High-yield: The AR ↔ nasal polyp ↔ asthma triad is a recurrent NEET PG theme. Note: in the Samter's triad (aspirin-exacerbated respiratory disease) = asthma + nasal polyps + aspirin/NSAID sensitivity, the polyps are typically associated with non-allergic eosinophilic mechanisms — distinguish it from simple atopic polyposis.
Key differentials
| Condition | Distinguishing features |
|---|---|
| Vasomotor (non-allergic) rhinitis | Triggered by temperature change, odours, spicy food; negative SPT, normal IgE, no eosinophilia; autonomic imbalance. |
| NARES (non-allergic rhinitis with eosinophilia) | Marked nasal eosinophilia but negative allergy tests (normal IgE, negative SPT); may precede aspirin-sensitive asthma. |
| Infective (viral/bacterial) rhinitis | Mucopurulent discharge, erythematous mucosa, neutrophils on smear, systemic symptoms, self-limiting. |
| Rhinitis medicamentosa | History of prolonged nasal decongestant use; rebound congestion. |
| CSF rhinorrhoea | Unilateral clear watery discharge, positive for beta-2 transferrin / glucose, increases on bending forward; trauma history. |
| Atrophic rhinitis (ozaena) | Nasal crusting, foul smell (merciful anosmia), roomy nasal cavity. |
| Hormonal / drug-induced rhinitis | Pregnancy, hypothyroidism, OCPs, beta-blockers, ACE inhibitors. |
High-yield: NARES = eosinophils present but allergy tests negative; vasomotor rhinitis = neither eosinophilia nor positive allergy tests. Use the nasal smear + SPT/IgE pattern to separate them in single-best-answer questions.
◆ ◆ ◆ ◆ ◆
* Tasks for this exercise *
1. Repeat the rhinitis notes word for word, starting with "High-yield: The AR" and going on through "simple atopic polyposis.".
2. Write the next part of the rhinitis notes, picking up after their final line.
The data that come after this play no part in what you are asked to do.
◆ ◆ ◆ ◆ ◆
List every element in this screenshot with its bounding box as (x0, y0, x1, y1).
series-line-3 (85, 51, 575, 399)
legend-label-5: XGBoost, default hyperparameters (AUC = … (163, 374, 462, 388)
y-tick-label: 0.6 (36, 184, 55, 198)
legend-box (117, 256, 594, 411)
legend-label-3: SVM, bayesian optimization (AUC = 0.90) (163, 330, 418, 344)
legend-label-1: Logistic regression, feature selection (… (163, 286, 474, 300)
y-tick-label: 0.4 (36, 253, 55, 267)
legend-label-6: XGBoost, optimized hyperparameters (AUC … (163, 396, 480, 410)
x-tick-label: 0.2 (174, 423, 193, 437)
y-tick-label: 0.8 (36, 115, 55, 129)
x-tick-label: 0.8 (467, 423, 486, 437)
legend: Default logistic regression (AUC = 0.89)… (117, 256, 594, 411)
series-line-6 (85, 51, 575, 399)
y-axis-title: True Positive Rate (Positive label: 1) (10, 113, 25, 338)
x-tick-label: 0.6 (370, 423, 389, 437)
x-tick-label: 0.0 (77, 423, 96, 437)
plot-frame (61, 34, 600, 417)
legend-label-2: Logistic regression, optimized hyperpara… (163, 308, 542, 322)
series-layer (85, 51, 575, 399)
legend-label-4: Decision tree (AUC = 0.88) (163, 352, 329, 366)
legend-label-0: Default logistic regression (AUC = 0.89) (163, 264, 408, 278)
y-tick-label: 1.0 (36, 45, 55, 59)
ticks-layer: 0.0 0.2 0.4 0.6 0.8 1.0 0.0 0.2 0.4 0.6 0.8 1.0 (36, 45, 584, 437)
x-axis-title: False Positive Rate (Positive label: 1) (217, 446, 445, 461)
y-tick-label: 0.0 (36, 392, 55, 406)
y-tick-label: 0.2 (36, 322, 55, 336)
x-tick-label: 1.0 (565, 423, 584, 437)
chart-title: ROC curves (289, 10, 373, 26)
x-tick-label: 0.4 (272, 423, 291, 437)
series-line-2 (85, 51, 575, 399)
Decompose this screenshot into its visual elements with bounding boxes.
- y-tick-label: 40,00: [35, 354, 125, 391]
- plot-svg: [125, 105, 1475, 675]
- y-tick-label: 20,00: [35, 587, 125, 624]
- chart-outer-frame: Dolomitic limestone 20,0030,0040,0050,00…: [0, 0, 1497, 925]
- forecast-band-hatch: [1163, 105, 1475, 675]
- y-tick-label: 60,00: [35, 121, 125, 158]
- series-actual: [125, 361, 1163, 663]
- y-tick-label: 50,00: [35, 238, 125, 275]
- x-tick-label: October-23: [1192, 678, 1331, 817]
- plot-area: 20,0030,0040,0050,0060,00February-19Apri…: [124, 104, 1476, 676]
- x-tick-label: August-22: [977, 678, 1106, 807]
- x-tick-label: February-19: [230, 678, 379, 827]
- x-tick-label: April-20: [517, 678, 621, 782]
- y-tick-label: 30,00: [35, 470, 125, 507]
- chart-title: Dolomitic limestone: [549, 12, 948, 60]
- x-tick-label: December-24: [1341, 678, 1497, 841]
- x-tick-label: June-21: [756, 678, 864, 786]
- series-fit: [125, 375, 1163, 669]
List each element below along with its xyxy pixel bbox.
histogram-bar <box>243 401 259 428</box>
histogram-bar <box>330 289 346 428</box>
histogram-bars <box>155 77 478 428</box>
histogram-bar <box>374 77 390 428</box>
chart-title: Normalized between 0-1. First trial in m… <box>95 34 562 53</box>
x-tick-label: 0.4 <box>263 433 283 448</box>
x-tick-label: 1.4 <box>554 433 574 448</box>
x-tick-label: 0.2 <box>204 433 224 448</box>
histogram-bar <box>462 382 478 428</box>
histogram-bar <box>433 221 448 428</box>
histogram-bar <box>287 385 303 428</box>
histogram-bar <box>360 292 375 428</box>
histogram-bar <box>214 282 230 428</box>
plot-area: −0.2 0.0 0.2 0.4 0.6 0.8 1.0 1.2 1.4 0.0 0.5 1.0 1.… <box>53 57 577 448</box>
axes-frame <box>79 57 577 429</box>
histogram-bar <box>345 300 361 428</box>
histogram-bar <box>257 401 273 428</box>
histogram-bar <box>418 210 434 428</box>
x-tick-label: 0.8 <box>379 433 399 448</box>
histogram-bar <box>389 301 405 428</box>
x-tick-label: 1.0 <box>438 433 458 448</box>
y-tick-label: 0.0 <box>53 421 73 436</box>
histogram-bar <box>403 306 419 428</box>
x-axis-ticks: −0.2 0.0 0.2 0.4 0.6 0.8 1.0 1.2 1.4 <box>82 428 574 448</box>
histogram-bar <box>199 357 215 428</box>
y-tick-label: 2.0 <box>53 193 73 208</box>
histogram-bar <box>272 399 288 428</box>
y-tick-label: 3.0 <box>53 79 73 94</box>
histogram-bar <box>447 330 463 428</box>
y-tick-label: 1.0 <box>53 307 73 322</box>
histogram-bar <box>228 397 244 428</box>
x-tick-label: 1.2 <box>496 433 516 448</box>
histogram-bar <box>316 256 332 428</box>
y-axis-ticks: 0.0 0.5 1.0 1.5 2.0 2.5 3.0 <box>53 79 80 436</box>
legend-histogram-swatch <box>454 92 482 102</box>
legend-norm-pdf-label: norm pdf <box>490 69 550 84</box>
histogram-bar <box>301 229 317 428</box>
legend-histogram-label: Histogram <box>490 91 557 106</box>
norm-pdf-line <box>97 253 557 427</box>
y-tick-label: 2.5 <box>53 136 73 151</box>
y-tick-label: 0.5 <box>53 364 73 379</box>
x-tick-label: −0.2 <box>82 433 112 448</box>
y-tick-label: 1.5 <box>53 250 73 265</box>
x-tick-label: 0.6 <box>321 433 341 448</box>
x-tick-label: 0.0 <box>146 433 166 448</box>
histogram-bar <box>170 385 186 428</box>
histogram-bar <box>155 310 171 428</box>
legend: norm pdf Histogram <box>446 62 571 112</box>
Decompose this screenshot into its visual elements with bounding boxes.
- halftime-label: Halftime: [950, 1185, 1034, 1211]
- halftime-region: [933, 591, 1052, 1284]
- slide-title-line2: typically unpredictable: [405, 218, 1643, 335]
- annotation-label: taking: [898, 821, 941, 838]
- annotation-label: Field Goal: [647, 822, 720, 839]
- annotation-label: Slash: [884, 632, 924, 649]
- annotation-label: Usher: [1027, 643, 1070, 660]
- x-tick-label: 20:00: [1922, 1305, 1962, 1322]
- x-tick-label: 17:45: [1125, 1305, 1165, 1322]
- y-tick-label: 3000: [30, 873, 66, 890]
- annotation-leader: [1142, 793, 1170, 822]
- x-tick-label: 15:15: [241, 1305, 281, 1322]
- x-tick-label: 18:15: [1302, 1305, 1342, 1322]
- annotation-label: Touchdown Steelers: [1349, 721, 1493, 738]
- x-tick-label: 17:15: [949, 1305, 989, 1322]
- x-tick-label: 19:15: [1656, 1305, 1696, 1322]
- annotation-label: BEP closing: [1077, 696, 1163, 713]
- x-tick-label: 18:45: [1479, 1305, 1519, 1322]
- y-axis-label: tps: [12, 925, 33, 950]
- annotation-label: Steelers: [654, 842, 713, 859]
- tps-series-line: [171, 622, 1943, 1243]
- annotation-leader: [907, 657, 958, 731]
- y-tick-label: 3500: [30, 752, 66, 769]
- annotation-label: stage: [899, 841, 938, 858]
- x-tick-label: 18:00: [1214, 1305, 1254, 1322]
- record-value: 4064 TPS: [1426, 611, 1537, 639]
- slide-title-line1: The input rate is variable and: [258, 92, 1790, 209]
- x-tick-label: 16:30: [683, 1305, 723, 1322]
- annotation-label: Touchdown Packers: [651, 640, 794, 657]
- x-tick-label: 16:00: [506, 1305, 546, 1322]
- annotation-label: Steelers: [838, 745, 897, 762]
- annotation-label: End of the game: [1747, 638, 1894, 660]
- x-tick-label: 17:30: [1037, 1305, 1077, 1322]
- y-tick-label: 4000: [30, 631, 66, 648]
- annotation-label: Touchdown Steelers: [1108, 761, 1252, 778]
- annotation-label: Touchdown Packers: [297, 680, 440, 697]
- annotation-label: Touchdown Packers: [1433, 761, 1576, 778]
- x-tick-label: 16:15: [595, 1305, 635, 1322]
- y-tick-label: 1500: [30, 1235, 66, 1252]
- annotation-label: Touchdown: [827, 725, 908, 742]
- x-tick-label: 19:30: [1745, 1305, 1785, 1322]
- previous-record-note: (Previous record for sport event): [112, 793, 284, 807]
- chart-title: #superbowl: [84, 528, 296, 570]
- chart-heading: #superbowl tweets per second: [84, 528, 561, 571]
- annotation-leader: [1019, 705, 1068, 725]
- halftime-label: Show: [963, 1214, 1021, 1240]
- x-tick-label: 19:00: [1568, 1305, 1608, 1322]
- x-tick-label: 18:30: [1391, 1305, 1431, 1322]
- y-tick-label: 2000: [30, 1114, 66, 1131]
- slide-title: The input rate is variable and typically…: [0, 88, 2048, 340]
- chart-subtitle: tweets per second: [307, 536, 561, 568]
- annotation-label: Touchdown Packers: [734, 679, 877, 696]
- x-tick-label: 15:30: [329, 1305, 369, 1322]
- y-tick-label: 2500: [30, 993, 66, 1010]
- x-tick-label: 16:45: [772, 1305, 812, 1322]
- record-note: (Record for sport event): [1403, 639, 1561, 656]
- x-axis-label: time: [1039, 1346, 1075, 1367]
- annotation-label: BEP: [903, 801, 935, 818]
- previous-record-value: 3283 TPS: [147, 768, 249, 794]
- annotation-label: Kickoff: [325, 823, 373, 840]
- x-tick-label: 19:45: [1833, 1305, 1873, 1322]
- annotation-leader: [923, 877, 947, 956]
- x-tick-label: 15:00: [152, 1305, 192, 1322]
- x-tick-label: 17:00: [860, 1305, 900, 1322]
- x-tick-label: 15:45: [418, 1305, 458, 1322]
◆ ◆ ◆ ◆ ◆
* Written answers *
1.
High-yield: The AR ↔ nasal polyp ↔ asthma triad is a recurrent NEET PG theme. Note: in the Samter's triad (aspirin-exacerbated respiratory disease) = asthma + nasal polyps + aspirin/NSAID sensitivity, the polyps are typically associated with non-allergic eosinophilic mechanisms — distinguish it from simple atopic polyposis.

2.
Recently asked / exam angle
- Immunology: Type I hypersensitivity; IL-4 → IgE, IL-5 → eosinophils; early phase = histamine, late phase = eosinophils.
- ARIA classification numbers ("4 days/4 weeks") and the mild vs moderate–severe quality-of-life criteria — direct factual recall questions.
- Investigation of choice = skin-prick test; antihistamines stopped 5–7 days prior; nasal smear shows > 10% eosinophils.
- Drug of choice for moderate–severe persistent AR = intranasal corticosteroid; immunotherapy is the only disease-modifying therapy.
- Rhinitis medicamentosa from topical decongestant overuse (> 5–7 days) — pharmacology trap.
- Allergic salute, transverse nasal crease, allergic shiners, Dennie–Morgan lines, adenoid facies — clinical-sign image/vignette questions.
- AR–asthma–nasal polyp association and differentiation from Samter's triad.
- Differentiating NARES vs vasomotor rhinitis by eosinophilia and allergy testing.
- Major house dust mite allergen and Dermatophagoides as the chief perennial allergen.
Rapid revision
- AR = IgE-mediated Type I hypersensitivity of nasal mucosa; classic tetrad = sneezing, rhinorrhoea, obstruction, itching.
- Early phase = histamine (sneeze/itch/watery discharge); late phase = eosinophils (nasal blockage).
- IL-4/IL-13 → IgE; IL-5 → eosinophils; mast-cell IgE on FcεRI receptors.
- ARIA: Intermittent = < 4 days/wk or < 4 wk; Persistent = ≥ 4 days/wk and ≥ 4 wk.
- ARIA severity is mild only if sleep, activity, work and symptoms are all normal — else moderate–severe.
- Commonest perennial allergen = house dust mite (Dermatophagoides, allergen Der p 1).
- Nasal smear shows > 10% eosinophils; mucosa is pale, boggy, bluish.
- Skin-prick test = investigation of choice; stop antihistamines 5–7 days before; serum specific IgE if SPT not feasible.
- Intranasal corticosteroid = drug of choice for moderate–severe persistent AR; 2nd-gen antihistamines preferred for sneeze/itch.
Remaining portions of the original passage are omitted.